# [Aim of the exercise]
Only the number is wanted: how many lines contain the string "icon"?

# [Dataset content]
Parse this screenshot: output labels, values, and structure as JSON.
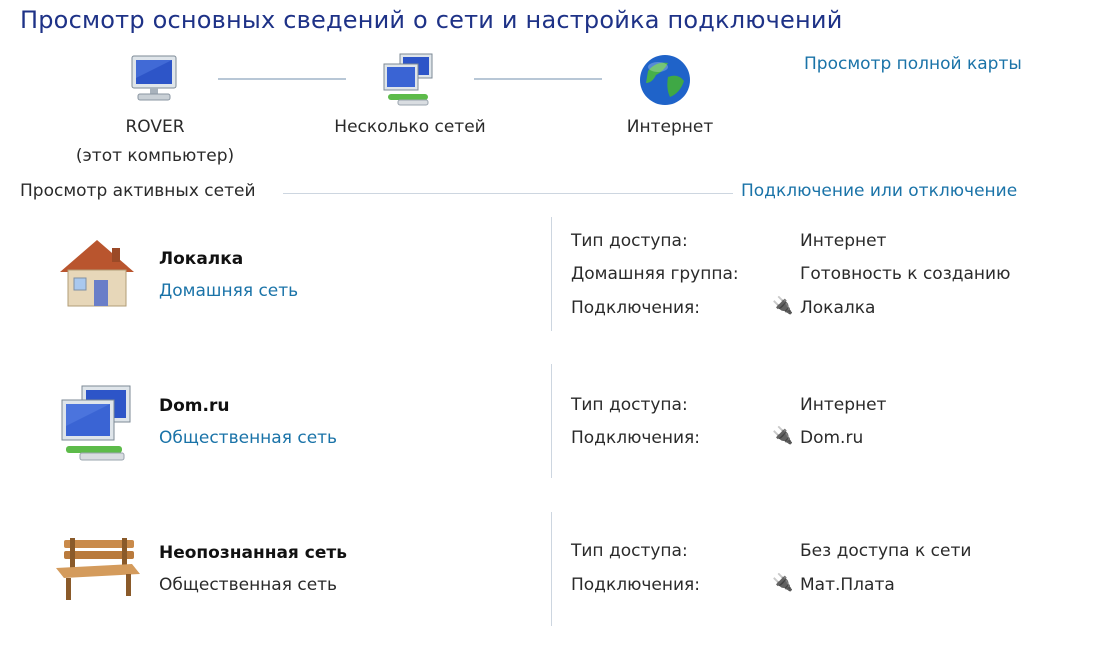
{
  "header": {
    "title": "Просмотр основных сведений о сети и настройка подключений",
    "full_map_link": "Просмотр полной карты"
  },
  "map": {
    "computer": {
      "name": "ROVER",
      "subtitle": "(этот компьютер)",
      "icon": "computer-icon"
    },
    "network": {
      "name": "Несколько сетей",
      "icon": "multiple-networks-icon"
    },
    "internet": {
      "name": "Интернет",
      "icon": "globe-icon"
    }
  },
  "active": {
    "title": "Просмотр активных сетей",
    "connect_link": "Подключение или отключение"
  },
  "networks": [
    {
      "name": "Локалка",
      "type": "Домашняя сеть",
      "type_is_link": true,
      "icon": "home-icon",
      "access_label": "Тип доступа:",
      "access_value": "Интернет",
      "homegroup_label": "Домашняя группа:",
      "homegroup_value": "Готовность к созданию",
      "conn_label": "Подключения:",
      "conn_value": "Локалка"
    },
    {
      "name": "Dom.ru",
      "type": "Общественная сеть",
      "type_is_link": true,
      "icon": "public-network-icon",
      "access_label": "Тип доступа:",
      "access_value": "Интернет",
      "conn_label": "Подключения:",
      "conn_value": "Dom.ru"
    },
    {
      "name": "Неопознанная сеть",
      "type": "Общественная сеть",
      "type_is_link": false,
      "icon": "bench-icon",
      "access_label": "Тип доступа:",
      "access_value": "Без доступа к сети",
      "conn_label": "Подключения:",
      "conn_value": "Мат.Плата"
    }
  ],
  "plug_glyph": "🔌"
}
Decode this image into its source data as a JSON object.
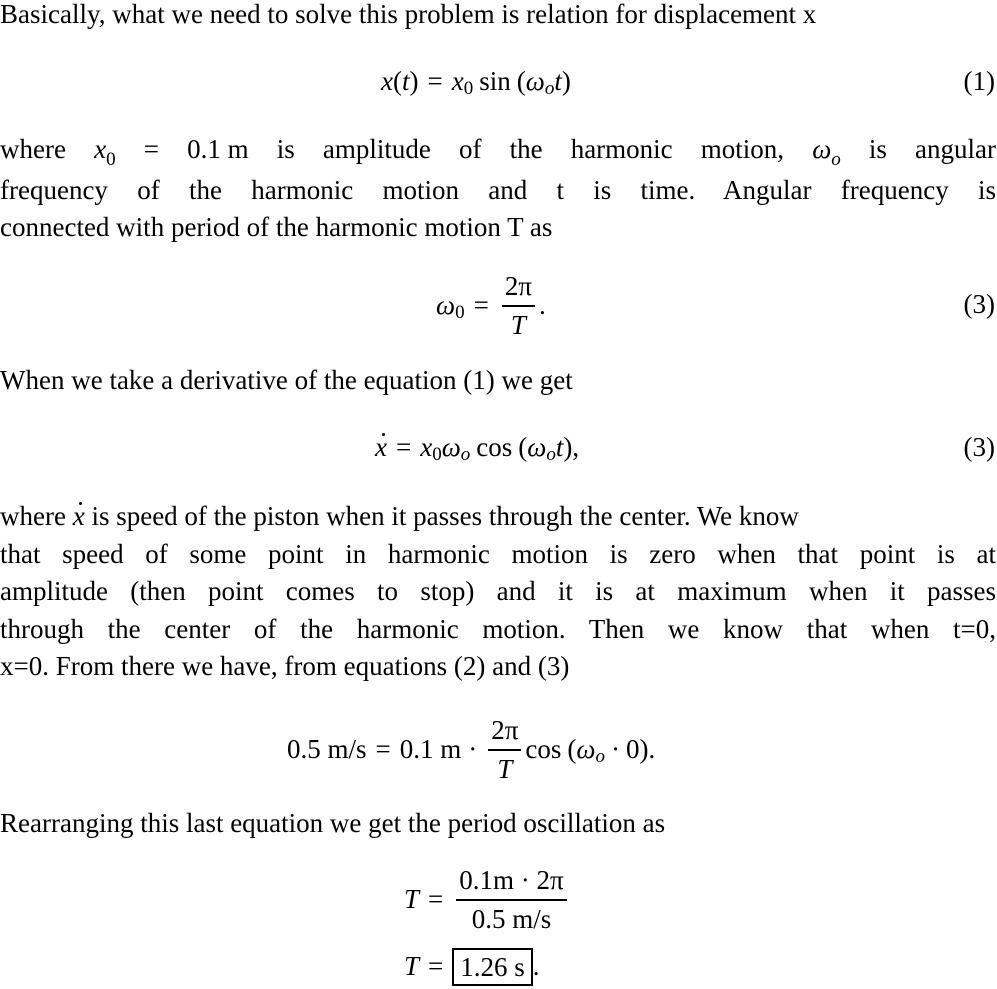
{
  "document": {
    "intro": "Basically, what we need to solve this problem is relation for displacement x",
    "eq1": {
      "lhs_var": "x",
      "lhs_arg": "(t)",
      "equals": "=",
      "amp_var": "x",
      "amp_sub": "0",
      "func": "sin",
      "open": "(",
      "omega": "ω",
      "omega_sub": "o",
      "t": "t",
      "close": ")",
      "number": "(1)"
    },
    "para2": {
      "line1_parts": [
        "where",
        "x",
        "0",
        "=",
        "0.1 m",
        "is",
        "amplitude",
        "of",
        "the",
        "harmonic",
        "motion,",
        "ω",
        "o",
        "is",
        "angular"
      ],
      "line1_pre": "where",
      "line1_var": "x",
      "line1_sub": "0",
      "line1_eq": "=",
      "line1_val": "0.1 m is amplitude of the harmonic motion,",
      "line1_omega": "ω",
      "line1_omega_sub": "o",
      "line1_post": "is angular",
      "line2": "frequency of the harmonic motion and t is time.  Angular frequency is",
      "line3": "connected with period of the harmonic motion T as"
    },
    "eq2": {
      "omega": "ω",
      "omega_sub": "0",
      "equals": "=",
      "num": "2π",
      "den": "T",
      "trail": ".",
      "number": "(3)"
    },
    "para3": "When we take a derivative of the equation (1) we get",
    "eq3": {
      "lhs": "x",
      "equals": "=",
      "x": "x",
      "x_sub": "0",
      "omega": "ω",
      "omega_sub": "o",
      "func": "cos",
      "open": "(",
      "omega2": "ω",
      "omega2_sub": "o",
      "t": "t",
      "close": "),",
      "number": "(3)"
    },
    "para4": {
      "line1_pre": "where",
      "line1_var": "x",
      "line1_post": "is speed of the piston when it passes through the center. We know",
      "line2": "that speed of some point in harmonic motion is zero when that point is at",
      "line3": "amplitude (then point comes to stop) and it is at maximum when it passes",
      "line4": "through the center of the harmonic motion. Then we know that when t=0,",
      "line5": "x=0. From there we have, from equations (2) and (3)"
    },
    "eq4": {
      "lhs": "0.5 m/s",
      "equals": "=",
      "amp": "0.1 m",
      "cdot": "·",
      "num": "2π",
      "den": "T",
      "func": "cos",
      "open": "(",
      "omega": "ω",
      "omega_sub": "o",
      "cdot2": "·",
      "zero": "0",
      "close": ").",
      "number": ""
    },
    "para5": "Rearranging this last equation we get the period oscillation as",
    "eq5": {
      "lhs": "T",
      "equals": "=",
      "num": "0.1m · 2π",
      "den": "0.5 m/s"
    },
    "eq6": {
      "lhs": "T",
      "equals": "=",
      "result": "1.26 s",
      "trail": "."
    }
  }
}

# [Written response]
6